## Aim
Write out, word for word, only the lines from the one containing "Output the text content of this document." through the final line of the data.

## Dataset records
● ● ● ● ● ● ●

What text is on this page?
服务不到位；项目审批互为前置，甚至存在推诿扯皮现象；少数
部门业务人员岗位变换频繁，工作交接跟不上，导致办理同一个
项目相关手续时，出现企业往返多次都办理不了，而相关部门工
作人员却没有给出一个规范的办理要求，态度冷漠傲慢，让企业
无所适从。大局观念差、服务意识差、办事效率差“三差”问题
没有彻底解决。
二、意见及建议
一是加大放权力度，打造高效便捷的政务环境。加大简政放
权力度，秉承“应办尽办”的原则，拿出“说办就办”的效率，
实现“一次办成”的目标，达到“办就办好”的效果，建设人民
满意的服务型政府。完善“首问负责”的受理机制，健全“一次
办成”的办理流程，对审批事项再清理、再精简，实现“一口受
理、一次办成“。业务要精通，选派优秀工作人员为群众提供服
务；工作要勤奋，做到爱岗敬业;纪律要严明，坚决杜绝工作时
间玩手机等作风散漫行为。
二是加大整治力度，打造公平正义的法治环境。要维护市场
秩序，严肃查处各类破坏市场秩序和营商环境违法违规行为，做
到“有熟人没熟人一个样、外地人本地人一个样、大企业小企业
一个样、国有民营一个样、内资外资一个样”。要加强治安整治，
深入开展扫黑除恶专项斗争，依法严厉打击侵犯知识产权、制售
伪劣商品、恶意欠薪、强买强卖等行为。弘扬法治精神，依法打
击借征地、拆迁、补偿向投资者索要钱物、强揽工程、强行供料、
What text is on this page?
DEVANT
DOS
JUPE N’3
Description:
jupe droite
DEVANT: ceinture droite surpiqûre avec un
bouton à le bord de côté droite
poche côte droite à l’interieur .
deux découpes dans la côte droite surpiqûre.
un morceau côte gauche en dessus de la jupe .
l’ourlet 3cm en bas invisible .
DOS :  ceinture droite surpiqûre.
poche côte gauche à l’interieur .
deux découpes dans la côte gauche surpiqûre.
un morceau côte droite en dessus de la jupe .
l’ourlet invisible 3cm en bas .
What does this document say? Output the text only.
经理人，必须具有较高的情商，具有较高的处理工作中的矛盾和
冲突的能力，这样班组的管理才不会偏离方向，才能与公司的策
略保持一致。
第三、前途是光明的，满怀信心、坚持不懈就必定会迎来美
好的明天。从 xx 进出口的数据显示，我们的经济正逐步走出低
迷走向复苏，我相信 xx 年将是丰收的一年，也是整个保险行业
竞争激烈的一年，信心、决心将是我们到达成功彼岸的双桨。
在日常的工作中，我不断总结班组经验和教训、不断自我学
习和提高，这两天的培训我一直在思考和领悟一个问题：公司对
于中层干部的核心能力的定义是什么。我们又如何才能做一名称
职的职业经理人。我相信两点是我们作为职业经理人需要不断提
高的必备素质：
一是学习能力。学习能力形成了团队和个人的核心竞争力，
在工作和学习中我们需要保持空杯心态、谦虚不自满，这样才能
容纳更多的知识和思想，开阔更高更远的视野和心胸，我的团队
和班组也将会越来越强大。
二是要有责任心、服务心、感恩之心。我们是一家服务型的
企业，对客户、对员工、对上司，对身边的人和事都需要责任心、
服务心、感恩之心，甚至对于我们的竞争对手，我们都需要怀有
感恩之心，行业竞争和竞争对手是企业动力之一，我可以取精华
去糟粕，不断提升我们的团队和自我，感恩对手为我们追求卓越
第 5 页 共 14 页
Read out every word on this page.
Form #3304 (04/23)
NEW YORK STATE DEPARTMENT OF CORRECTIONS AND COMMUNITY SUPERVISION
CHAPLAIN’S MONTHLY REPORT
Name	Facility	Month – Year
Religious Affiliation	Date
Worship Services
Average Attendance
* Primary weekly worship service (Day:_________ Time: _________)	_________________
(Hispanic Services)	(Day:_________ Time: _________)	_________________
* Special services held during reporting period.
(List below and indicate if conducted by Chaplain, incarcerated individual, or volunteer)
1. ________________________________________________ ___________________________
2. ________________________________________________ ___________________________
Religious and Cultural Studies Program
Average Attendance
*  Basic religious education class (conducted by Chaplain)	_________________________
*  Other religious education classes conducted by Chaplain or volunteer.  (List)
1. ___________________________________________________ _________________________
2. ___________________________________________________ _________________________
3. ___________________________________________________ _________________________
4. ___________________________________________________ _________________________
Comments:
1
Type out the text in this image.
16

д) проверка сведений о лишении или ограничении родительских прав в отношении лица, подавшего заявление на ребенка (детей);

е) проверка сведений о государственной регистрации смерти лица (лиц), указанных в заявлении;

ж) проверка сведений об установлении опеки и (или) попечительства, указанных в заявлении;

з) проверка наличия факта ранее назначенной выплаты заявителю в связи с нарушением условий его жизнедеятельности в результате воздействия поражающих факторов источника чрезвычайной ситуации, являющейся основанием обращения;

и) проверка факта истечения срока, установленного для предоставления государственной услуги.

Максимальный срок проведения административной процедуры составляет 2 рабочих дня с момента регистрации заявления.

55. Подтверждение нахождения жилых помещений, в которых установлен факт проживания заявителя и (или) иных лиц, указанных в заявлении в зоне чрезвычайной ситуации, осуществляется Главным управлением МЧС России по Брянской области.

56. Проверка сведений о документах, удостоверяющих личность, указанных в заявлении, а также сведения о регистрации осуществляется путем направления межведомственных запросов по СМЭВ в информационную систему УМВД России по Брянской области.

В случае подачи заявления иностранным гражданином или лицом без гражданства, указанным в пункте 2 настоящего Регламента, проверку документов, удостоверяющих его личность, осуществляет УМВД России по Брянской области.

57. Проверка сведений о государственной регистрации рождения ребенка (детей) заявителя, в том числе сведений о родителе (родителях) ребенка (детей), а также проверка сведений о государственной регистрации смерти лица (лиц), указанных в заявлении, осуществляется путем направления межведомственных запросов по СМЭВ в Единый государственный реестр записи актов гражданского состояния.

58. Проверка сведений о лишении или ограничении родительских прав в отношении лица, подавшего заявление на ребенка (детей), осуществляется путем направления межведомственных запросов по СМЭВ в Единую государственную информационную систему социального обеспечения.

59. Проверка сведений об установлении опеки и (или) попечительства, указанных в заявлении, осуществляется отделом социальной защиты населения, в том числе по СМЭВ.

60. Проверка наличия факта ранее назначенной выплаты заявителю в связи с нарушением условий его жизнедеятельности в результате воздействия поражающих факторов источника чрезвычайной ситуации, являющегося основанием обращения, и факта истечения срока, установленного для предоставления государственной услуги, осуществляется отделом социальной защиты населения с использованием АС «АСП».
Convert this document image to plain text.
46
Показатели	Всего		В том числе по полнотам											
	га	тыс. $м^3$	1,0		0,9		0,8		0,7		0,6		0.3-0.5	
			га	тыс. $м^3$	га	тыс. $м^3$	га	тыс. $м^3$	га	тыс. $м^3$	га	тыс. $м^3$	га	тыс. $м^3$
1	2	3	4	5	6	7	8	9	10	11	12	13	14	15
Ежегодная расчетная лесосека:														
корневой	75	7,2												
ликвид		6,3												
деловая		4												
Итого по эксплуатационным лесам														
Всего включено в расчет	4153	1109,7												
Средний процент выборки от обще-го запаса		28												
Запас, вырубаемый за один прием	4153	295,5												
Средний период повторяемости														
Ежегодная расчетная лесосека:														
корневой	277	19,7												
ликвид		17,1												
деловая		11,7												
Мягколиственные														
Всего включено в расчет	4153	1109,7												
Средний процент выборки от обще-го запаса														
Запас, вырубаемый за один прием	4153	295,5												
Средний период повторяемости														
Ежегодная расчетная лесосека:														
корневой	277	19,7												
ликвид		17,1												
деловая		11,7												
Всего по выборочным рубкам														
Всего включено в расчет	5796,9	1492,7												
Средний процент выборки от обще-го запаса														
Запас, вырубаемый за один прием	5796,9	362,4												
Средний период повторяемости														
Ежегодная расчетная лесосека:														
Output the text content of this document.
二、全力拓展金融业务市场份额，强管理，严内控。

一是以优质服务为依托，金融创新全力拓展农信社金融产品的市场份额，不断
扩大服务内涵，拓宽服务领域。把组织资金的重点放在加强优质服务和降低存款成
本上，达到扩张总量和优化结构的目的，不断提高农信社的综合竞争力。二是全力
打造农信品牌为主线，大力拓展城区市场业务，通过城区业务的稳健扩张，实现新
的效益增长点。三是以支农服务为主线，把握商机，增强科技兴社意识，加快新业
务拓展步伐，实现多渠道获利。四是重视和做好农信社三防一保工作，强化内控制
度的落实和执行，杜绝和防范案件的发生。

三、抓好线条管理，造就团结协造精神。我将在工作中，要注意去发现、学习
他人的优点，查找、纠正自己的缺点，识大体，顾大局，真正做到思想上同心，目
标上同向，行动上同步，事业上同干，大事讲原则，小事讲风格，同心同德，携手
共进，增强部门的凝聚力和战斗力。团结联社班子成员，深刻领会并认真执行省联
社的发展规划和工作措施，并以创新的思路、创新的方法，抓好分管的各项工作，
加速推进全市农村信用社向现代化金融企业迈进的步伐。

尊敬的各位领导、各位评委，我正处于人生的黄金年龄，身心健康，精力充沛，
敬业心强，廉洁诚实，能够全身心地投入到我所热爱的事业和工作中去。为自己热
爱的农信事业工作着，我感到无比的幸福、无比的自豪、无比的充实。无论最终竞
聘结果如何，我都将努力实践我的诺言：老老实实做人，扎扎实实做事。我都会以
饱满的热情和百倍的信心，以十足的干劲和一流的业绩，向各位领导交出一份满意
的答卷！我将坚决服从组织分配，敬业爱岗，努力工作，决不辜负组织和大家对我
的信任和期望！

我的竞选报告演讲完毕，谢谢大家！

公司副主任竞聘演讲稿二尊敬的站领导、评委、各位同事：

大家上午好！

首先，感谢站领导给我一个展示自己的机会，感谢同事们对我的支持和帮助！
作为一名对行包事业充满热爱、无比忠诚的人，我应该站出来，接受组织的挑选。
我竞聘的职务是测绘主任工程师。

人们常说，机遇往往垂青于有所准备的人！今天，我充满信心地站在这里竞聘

● ● ● ● ● ● ●

## Solution to this exercise
Output the text content of this document.
二、全力拓展金融业务市场份额，强管理，严内控。

一是以优质服务为依托，金融创新全力拓展农信社金融产品的市场份额，不断
扩大服务内涵，拓宽服务领域。把组织资金的重点放在加强优质服务和降低存款成
本上，达到扩张总量和优化结构的目的，不断提高农信社的综合竞争力。二是全力
打造农信品牌为主线，大力拓展城区市场业务，通过城区业务的稳健扩张，实现新
的效益增长点。三是以支农服务为主线，把握商机，增强科技兴社意识，加快新业
务拓展步伐，实现多渠道获利。四是重视和做好农信社三防一保工作，强化内控制
度的落实和执行，杜绝和防范案件的发生。

三、抓好线条管理，造就团结协造精神。我将在工作中，要注意去发现、学习
他人的优点，查找、纠正自己的缺点，识大体，顾大局，真正做到思想上同心，目
标上同向，行动上同步，事业上同干，大事讲原则，小事讲风格，同心同德，携手
共进，增强部门的凝聚力和战斗力。团结联社班子成员，深刻领会并认真执行省联
社的发展规划和工作措施，并以创新的思路、创新的方法，抓好分管的各项工作，
加速推进全市农村信用社向现代化金融企业迈进的步伐。

尊敬的各位领导、各位评委，我正处于人生的黄金年龄，身心健康，精力充沛，
敬业心强，廉洁诚实，能够全身心地投入到我所热爱的事业和工作中去。为自己热
爱的农信事业工作着，我感到无比的幸福、无比的自豪、无比的充实。无论最终竞
聘结果如何，我都将努力实践我的诺言：老老实实做人，扎扎实实做事。我都会以
饱满的热情和百倍的信心，以十足的干劲和一流的业绩，向各位领导交出一份满意
的答卷！我将坚决服从组织分配，敬业爱岗，努力工作，决不辜负组织和大家对我
的信任和期望！

我的竞选报告演讲完毕，谢谢大家！

公司副主任竞聘演讲稿二尊敬的站领导、评委、各位同事：

大家上午好！

首先，感谢站领导给我一个展示自己的机会，感谢同事们对我的支持和帮助！
作为一名对行包事业充满热爱、无比忠诚的人，我应该站出来，接受组织的挑选。
我竞聘的职务是测绘主任工程师。

人们常说，机遇往往垂青于有所准备的人！今天，我充满信心地站在这里竞聘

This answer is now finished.